((

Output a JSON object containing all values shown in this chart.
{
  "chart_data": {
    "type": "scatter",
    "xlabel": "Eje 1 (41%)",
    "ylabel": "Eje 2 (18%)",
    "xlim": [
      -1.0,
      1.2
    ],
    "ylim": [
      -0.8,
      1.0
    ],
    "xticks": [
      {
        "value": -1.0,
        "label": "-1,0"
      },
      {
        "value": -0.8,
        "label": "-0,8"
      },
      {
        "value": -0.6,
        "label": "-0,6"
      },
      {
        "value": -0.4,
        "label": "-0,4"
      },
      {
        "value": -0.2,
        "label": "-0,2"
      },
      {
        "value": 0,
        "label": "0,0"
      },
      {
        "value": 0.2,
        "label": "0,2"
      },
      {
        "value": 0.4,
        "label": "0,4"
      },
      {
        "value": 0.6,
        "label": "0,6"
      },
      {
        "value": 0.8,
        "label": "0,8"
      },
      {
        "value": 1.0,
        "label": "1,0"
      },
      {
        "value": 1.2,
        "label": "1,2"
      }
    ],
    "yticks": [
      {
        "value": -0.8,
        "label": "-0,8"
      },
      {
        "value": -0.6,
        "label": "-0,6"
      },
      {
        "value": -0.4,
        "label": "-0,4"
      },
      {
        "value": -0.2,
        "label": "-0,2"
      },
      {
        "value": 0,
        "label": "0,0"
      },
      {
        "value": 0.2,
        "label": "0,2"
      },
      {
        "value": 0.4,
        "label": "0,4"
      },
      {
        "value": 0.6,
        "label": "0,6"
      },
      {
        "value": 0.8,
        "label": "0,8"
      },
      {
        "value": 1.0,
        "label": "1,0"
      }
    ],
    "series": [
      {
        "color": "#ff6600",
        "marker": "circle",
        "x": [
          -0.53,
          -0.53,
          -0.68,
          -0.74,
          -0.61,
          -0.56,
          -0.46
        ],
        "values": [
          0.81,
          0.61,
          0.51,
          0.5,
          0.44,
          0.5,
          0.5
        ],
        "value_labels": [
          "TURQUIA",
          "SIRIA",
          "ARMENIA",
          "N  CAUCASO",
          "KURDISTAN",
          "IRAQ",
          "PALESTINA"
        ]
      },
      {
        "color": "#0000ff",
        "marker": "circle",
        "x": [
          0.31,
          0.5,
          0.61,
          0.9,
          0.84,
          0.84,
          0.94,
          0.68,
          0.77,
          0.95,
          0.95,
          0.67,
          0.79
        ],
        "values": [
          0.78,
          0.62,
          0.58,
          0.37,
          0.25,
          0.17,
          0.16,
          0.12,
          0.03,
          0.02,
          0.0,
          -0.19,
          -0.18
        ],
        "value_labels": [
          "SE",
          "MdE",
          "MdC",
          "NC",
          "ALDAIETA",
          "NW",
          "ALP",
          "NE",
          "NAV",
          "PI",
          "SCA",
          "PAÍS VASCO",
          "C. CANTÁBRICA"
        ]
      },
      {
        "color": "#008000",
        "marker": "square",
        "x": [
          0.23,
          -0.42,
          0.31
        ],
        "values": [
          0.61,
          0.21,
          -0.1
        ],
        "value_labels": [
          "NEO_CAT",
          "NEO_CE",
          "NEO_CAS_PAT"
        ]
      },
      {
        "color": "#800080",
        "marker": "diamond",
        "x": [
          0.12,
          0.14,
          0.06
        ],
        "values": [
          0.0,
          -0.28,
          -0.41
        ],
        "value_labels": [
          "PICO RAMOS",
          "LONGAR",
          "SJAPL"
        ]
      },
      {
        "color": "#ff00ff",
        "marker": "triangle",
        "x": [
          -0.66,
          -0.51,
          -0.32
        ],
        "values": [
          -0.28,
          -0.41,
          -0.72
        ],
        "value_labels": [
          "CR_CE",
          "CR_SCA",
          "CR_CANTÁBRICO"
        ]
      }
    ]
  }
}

))

Goal of the exercise: Looking at the entries above, say how many lines contain the word "marker". Only the number is wanted.

Solution: 5